The problem
Continue the passage on training infrastructure and Air Force readiness assessment, picking up after its final sentence.

--- START OF Passage ---

How Training Infrastructure Can Improve Assessments of Air Force Readiness

Emmi Yonekura, David Schulker, Irina A. Chindea, Ajay K. Kochhar, Andrea M. Abler, Mark Toukan, Matthew Walsh

Research SummaryPublished Oct 19, 2023

The Department of the Air Force's Senior Leadership is increasingly concerned that the readiness assessment system does not adequately measure the capability of the force to meet future mission requirements. At the same time, the U.S. Air Force (USAF) is evolving its training infrastructure in response to potential threats. This research found that advances in the technological capabilities of training infrastructure can help fill gaps in current readiness assessments to provide senior leaders with better insight into the readiness of the force for future contingencies.

Approach

To understand how investments in training infrastructure could fill gaps in readiness assessment, we conducted an extensive review of the relevant literature, policy, USAF documents (e.g., Defense Readiness Reporting System squadron reports), and training system technical documents. We also conducted 13 discussions with four USAF senior leaders and nine technical or subject-matter experts on readiness from various major commands. Ultimately, our analysis yielded recommended options for the future design of training infrastructure that take into account the benefits to readiness assessment.

Key Findings

1. The way Air Force senior leaders think about readiness does not necessarily align with the needs of Department of Defense leaders.

The U.S. Department of Defense needs to consider the ability of disparate military units to integrate and conduct the full spectrum of operations against any adversary. The Air Force senior leaders we interviewed think about readiness along narrower dimensions: resource readiness and capability readiness (see Figure 1).

Figure 1. Current Readiness Assessment

Unit Resource Readiness list includes: P-level, T-level, S-Level, and R-level. It's considered objective.
Table showing Capability Readiness progression from individual to teams to teams of teams.

Capability Readiness

Individual
How capable are pilots?
Teams
How capable are unit type codes?
Teams of teams
How capable are USAF forces?
Joint forces?

Capability Readiness is within the context of threat assessment. It is subjective, and the subjectivity increases as it moves from individual to teams to teams of teams.

SOURCE: RAND analysis based on AFI 10-201, December 2020.

NOTE: P, T, S, and R represent personnel, training, equipment on hand, and equipment status, respectively.

Recommendation: Further differentiate capability readiness and align new dimensions with supporting inputs from appropriate functions at headquarters and major commands. The Air Force should define SMART (specific, measurable, attainable, relevant, and time-bound) elements of the broader definition of readiness and align these elements with inputs that can be provided by appropriate functional organizations across the service (e.g., inputs from Intelligence [A2] on adversary capabilities, Logistics [A4] for issues of sustaining capabilities in extended scenarios).

--- END OF Passage ---
--- START OF Material supplied ---

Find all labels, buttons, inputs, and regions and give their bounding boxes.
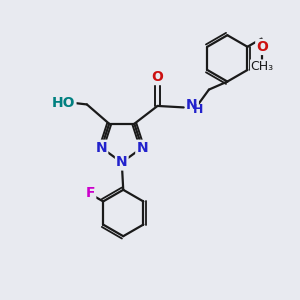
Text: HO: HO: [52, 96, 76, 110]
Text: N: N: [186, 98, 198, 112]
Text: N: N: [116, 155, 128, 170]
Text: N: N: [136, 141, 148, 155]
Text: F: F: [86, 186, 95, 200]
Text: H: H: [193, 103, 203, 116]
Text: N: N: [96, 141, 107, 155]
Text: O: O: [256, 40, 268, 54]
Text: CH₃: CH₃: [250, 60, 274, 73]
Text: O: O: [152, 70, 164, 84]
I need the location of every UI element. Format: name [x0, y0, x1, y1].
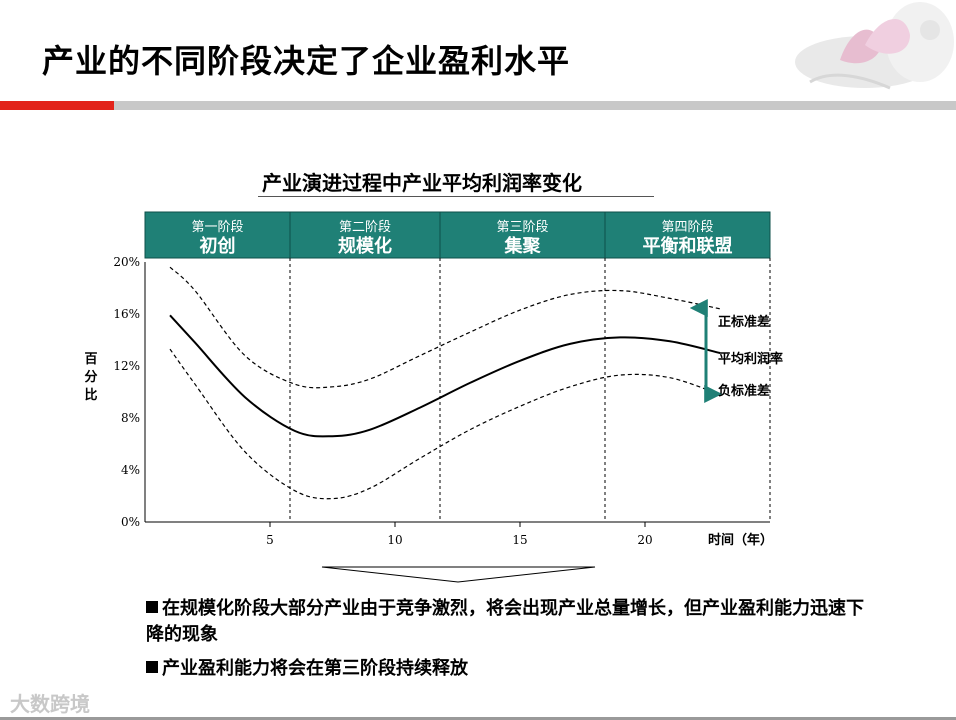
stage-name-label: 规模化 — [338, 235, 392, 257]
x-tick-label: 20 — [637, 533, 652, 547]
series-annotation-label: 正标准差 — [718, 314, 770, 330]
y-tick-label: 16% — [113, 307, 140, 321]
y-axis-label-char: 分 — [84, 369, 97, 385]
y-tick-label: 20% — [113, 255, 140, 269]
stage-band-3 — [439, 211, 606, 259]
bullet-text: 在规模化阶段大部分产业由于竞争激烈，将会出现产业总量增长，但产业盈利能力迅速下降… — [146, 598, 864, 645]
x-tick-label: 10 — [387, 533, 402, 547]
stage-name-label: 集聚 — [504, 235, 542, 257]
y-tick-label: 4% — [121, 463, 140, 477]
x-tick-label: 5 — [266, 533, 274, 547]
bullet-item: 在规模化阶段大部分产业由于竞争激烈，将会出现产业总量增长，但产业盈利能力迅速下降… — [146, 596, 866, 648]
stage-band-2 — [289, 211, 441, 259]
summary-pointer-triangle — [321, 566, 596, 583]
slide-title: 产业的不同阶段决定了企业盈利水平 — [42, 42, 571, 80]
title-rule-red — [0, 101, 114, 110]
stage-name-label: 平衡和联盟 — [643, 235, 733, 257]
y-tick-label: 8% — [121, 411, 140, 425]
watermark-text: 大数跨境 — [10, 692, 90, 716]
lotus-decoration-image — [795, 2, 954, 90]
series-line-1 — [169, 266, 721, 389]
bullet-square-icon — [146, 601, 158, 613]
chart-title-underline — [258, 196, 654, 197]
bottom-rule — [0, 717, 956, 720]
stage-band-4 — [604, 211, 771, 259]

--- END OF Material supplied ---

In response
2. The USAF is not measuring the outcomes that would be most useful.

Legacy metrics focus on an individual service member's ability to conduct individual missions rather than on an integrated approach. Both Air Force training requirements and how training is achieved need to capture more-meaningful readiness metrics.

Recommendation: Consider a process mechanism to draw readiness reporting information from more-appropriate sources when unit commanders lack information. Planners should use the best available information from different functions to inform readiness reporting. Then, improvements to the state of capability knowledge enabled by new synthetic training opportunities can come from the same functional areas to improve future readiness assessments.

3. The current readiness assessment process has gaps that cannot be addressed using the current training infrastructure.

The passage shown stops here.